● Data extract:
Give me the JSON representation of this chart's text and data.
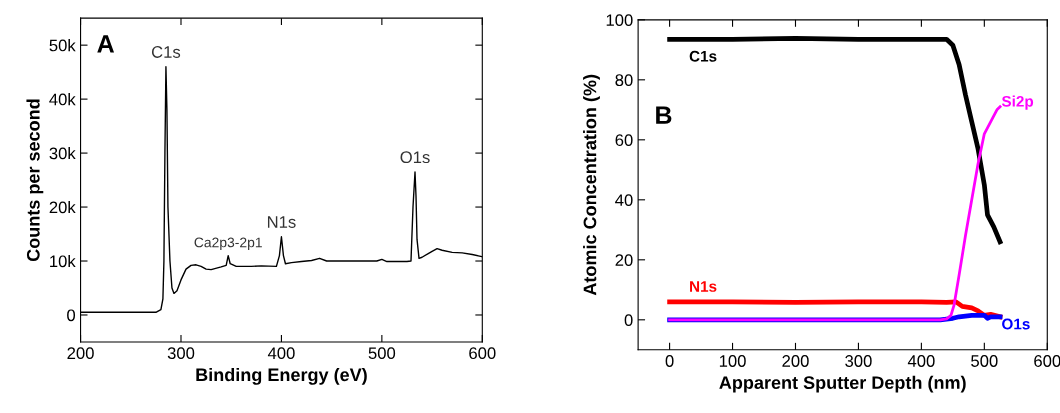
{
  "chart_data": [
    {
      "type": "line",
      "xlabel": "Binding Energy (eV)",
      "ylabel": "Counts per second",
      "xlim": [
        200,
        600
      ],
      "ylim": [
        -5000,
        55000
      ],
      "xticks": [
        200,
        300,
        400,
        500,
        600
      ],
      "yticks": [
        0,
        {
          "value": 10000,
          "label": "10k"
        },
        {
          "value": 20000,
          "label": "20k"
        },
        {
          "value": 30000,
          "label": "30k"
        },
        {
          "value": 40000,
          "label": "40k"
        },
        {
          "value": 50000,
          "label": "50k"
        }
      ],
      "grid": false,
      "legend": false,
      "marker": "none",
      "line_style": "solid",
      "annotations": [
        "A",
        {
          "text": "C1s",
          "x": 285,
          "y": 46000
        },
        {
          "text": "Ca2p3-2p1",
          "x": 347,
          "y": 11000
        },
        {
          "text": "N1s",
          "x": 400,
          "y": 14500
        },
        {
          "text": "O1s",
          "x": 533,
          "y": 26500
        }
      ],
      "series": [
        {
          "color": "#000000",
          "x": [
            200,
            275,
            280,
            282,
            283,
            284,
            285,
            286,
            287,
            289,
            291,
            293,
            296,
            300,
            305,
            310,
            315,
            320,
            325,
            330,
            340,
            345,
            347,
            349,
            355,
            370,
            380,
            395,
            398,
            400,
            402,
            404,
            410,
            420,
            430,
            438,
            445,
            460,
            480,
            495,
            500,
            505,
            525,
            529,
            531,
            533,
            534,
            535,
            537,
            540,
            550,
            555,
            560,
            570,
            580,
            590,
            600
          ],
          "values": [
            500,
            500,
            1000,
            3000,
            10000,
            30000,
            46000,
            38000,
            20000,
            10000,
            5000,
            4000,
            4500,
            6500,
            8500,
            9200,
            9300,
            9000,
            8500,
            8400,
            8900,
            9200,
            11000,
            9500,
            9000,
            9000,
            9100,
            9000,
            11000,
            14500,
            11000,
            9500,
            9700,
            9900,
            10100,
            10500,
            10000,
            10000,
            10000,
            10000,
            10300,
            9900,
            9900,
            10000,
            20000,
            26500,
            22000,
            14000,
            10500,
            10700,
            11800,
            12300,
            12000,
            11600,
            11500,
            11200,
            10800
          ]
        }
      ]
    },
    {
      "type": "line",
      "xlabel": "Apparent Sputter Depth (nm)",
      "ylabel": "Atomic Concentration (%)",
      "xlim": [
        -50,
        600
      ],
      "ylim": [
        -10,
        100
      ],
      "xticks": [
        0,
        100,
        200,
        300,
        400,
        500,
        600
      ],
      "yticks": [
        0,
        20,
        40,
        60,
        80,
        100
      ],
      "grid": false,
      "legend": false,
      "marker": "none",
      "line_style": "solid",
      "annotations": [
        "B"
      ],
      "series": [
        {
          "name": "C1s",
          "color": "#000000",
          "x": [
            0,
            50,
            100,
            200,
            300,
            400,
            440,
            450,
            460,
            470,
            480,
            490,
            500,
            505,
            515,
            525
          ],
          "values": [
            93.5,
            93.5,
            93.5,
            93.8,
            93.5,
            93.5,
            93.5,
            91.5,
            85,
            75,
            66,
            57,
            45,
            35,
            31,
            26
          ]
        },
        {
          "name": "N1s",
          "color": "#ff0000",
          "x": [
            0,
            100,
            200,
            300,
            400,
            440,
            455,
            465,
            480,
            490,
            500,
            510,
            525
          ],
          "values": [
            6,
            6,
            5.8,
            6,
            6,
            5.8,
            6,
            4.5,
            4,
            3,
            1.5,
            1.8,
            1
          ]
        },
        {
          "name": "O1s",
          "color": "#0000ff",
          "x": [
            0,
            430,
            450,
            460,
            480,
            500,
            505,
            510,
            525
          ],
          "values": [
            0,
            0,
            0.5,
            1,
            1.5,
            1.5,
            0.5,
            1,
            1
          ]
        },
        {
          "name": "Si2p",
          "color": "#ff00ff",
          "x": [
            0,
            430,
            440,
            447,
            452,
            460,
            470,
            480,
            490,
            500,
            510,
            520,
            525
          ],
          "values": [
            0,
            0,
            0.3,
            1.5,
            5,
            15,
            28,
            40,
            52,
            62,
            66,
            70,
            71
          ]
        }
      ]
    }
  ]
}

● Written task: Of all the lines in the listing above, how many contain the word "xlabel"? Answer with the number alone.

● Answer to the task: 2